* [Goal of the exercise]:
Extract all lines from the data beneath that include the word "Cruz".

* [Input for this task]:
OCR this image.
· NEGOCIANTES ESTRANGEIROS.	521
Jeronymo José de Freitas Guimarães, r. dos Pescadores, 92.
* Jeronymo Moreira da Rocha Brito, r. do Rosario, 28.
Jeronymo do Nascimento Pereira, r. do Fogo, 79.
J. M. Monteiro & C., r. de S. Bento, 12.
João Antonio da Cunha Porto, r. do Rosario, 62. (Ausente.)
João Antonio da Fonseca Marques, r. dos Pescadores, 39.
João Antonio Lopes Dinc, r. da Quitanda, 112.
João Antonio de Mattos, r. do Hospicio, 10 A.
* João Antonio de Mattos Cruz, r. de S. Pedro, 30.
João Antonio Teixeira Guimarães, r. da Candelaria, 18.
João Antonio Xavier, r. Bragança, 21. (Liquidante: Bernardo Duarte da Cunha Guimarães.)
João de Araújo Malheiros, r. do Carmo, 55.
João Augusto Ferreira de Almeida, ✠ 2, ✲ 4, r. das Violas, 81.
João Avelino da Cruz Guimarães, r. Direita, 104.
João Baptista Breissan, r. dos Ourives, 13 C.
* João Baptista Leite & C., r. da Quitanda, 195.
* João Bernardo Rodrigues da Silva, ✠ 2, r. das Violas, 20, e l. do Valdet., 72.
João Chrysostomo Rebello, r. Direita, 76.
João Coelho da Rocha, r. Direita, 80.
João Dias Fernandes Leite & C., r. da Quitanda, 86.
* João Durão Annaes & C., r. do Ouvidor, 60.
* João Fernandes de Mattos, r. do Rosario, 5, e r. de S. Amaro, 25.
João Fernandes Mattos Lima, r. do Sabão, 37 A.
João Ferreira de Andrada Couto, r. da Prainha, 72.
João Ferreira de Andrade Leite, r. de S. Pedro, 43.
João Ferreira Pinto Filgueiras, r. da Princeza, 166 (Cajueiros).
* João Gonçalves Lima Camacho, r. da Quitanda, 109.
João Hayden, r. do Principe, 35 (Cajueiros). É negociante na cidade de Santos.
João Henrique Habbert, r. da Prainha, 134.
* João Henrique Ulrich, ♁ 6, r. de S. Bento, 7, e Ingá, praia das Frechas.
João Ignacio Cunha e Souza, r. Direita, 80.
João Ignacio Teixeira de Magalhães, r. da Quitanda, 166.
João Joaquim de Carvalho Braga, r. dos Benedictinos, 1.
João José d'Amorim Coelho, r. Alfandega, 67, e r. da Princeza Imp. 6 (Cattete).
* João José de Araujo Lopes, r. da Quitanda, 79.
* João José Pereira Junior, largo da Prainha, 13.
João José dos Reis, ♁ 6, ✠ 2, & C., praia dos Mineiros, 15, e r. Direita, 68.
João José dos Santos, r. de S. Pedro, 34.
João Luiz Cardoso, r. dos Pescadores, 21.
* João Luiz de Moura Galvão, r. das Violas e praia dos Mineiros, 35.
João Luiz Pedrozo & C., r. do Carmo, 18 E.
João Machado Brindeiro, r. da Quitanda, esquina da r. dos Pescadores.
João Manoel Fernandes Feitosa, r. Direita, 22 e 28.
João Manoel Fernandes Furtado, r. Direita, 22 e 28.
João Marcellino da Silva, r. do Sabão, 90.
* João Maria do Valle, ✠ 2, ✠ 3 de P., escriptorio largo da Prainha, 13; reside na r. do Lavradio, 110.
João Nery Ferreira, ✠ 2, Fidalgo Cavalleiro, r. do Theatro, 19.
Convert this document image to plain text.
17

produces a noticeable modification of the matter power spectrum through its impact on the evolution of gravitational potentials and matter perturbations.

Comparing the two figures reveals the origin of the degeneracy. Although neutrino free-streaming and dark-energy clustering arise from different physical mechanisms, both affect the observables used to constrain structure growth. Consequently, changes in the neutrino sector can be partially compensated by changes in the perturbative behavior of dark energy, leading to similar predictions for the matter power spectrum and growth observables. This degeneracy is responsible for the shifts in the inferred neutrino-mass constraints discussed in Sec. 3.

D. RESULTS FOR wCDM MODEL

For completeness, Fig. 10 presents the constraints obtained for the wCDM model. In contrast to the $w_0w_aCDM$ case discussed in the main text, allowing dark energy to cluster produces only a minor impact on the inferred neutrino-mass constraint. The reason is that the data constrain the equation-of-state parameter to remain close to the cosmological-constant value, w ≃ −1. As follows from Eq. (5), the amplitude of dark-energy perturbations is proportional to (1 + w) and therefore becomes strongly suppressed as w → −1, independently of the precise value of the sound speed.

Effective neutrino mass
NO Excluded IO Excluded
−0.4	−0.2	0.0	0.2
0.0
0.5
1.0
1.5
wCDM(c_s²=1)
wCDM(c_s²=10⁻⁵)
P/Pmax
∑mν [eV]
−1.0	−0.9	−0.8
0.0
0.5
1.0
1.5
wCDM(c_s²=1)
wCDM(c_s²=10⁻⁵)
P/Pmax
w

* [Response to this task]:
* João Antonio de Mattos Cruz, r. de S. Pedro, 30.
João Avelino da Cruz Guimarães, r. Direita, 104.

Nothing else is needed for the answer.